Copy out the entries below in full and exactly.

A block of data
==============================

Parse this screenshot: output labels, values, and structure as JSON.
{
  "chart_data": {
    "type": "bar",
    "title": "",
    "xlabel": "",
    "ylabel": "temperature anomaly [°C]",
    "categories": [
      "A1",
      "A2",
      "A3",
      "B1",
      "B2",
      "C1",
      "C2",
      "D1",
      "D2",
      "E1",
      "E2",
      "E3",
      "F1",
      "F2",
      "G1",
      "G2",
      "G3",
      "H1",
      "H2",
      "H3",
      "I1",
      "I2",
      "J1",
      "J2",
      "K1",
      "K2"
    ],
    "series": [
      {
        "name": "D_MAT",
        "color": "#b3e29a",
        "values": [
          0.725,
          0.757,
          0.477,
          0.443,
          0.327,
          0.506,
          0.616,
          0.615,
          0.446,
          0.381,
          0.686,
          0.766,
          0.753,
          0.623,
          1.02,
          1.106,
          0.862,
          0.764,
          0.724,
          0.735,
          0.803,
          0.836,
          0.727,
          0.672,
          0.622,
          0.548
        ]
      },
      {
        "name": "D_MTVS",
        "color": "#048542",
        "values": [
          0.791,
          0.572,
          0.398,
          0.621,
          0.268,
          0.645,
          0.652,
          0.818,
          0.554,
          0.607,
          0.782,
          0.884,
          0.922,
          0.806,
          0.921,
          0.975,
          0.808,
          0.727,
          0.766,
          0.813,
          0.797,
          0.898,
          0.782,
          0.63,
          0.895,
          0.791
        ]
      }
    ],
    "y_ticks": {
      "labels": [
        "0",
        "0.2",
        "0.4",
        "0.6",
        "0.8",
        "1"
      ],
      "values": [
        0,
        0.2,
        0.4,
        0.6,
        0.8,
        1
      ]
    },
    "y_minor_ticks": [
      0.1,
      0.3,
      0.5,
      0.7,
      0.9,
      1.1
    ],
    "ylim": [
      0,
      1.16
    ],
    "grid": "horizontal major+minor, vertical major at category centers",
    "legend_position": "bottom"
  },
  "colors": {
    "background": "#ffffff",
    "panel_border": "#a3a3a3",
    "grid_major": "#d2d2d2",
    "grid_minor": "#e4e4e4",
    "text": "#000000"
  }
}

==============================

Answer to this exercise:
Parse this screenshot: output labels, values, and structure as JSON.
{
  "chart_data": {
    "type": "bar",
    "title": "",
    "xlabel": "",
    "ylabel": "temperature anomaly [°C]",
    "categories": [
      "A1",
      "A2",
      "A3",
      "B1",
      "B2",
      "C1",
      "C2",
      "D1",
      "D2",
      "E1",
      "E2",
      "E3",
      "F1",
      "F2",
      "G1",
      "G2",
      "G3",
      "H1",
      "H2",
      "H3",
      "I1",
      "I2",
      "J1",
      "J2",
      "K1",
      "K2"
    ],
    "series": [
      {
        "name": "D_MAT",
        "color": "#b3e29a",
        "values": [
          0.725,
          0.757,
          0.477,
          0.443,
          0.327,
          0.506,
          0.616,
          0.615,
          0.446,
          0.381,
          0.686,
          0.766,
          0.753,
          0.623,
          1.02,
          1.106,
          0.862,
          0.764,
          0.724,
          0.735,
          0.803,
          0.836,
          0.727,
          0.672,
          0.622,
          0.548
        ]
      },
      {
        "name": "D_MTVS",
        "color": "#048542",
        "values": [
          0.791,
          0.572,
          0.398,
          0.621,
          0.268,
          0.645,
          0.652,
          0.818,
          0.554,
          0.607,
          0.782,
          0.884,
          0.922,
          0.806,
          0.921,
          0.975,
          0.808,
          0.727,
          0.766,
          0.813,
          0.797,
          0.898,
          0.782,
          0.63,
          0.895,
          0.791
        ]
      }
    ],
    "y_ticks": {
      "labels": [
        "0",
        "0.2",
        "0.4",
        "0.6",
        "0.8",
        "1"
      ],
      "values": [
        0,
        0.2,
        0.4,
        0.6,
        0.8,
        1
      ]
    },
    "y_minor_ticks": [
      0.1,
      0.3,
      0.5,
      0.7,
      0.9,
      1.1
    ],
    "ylim": [
      0,
      1.16
    ],
    "grid": "horizontal major+minor, vertical major at category centers",
    "legend_position": "bottom"
  },
  "colors": {
    "background": "#ffffff",
    "panel_border": "#a3a3a3",
    "grid_major": "#d2d2d2",
    "grid_minor": "#e4e4e4",
    "text": "#000000"
  }
}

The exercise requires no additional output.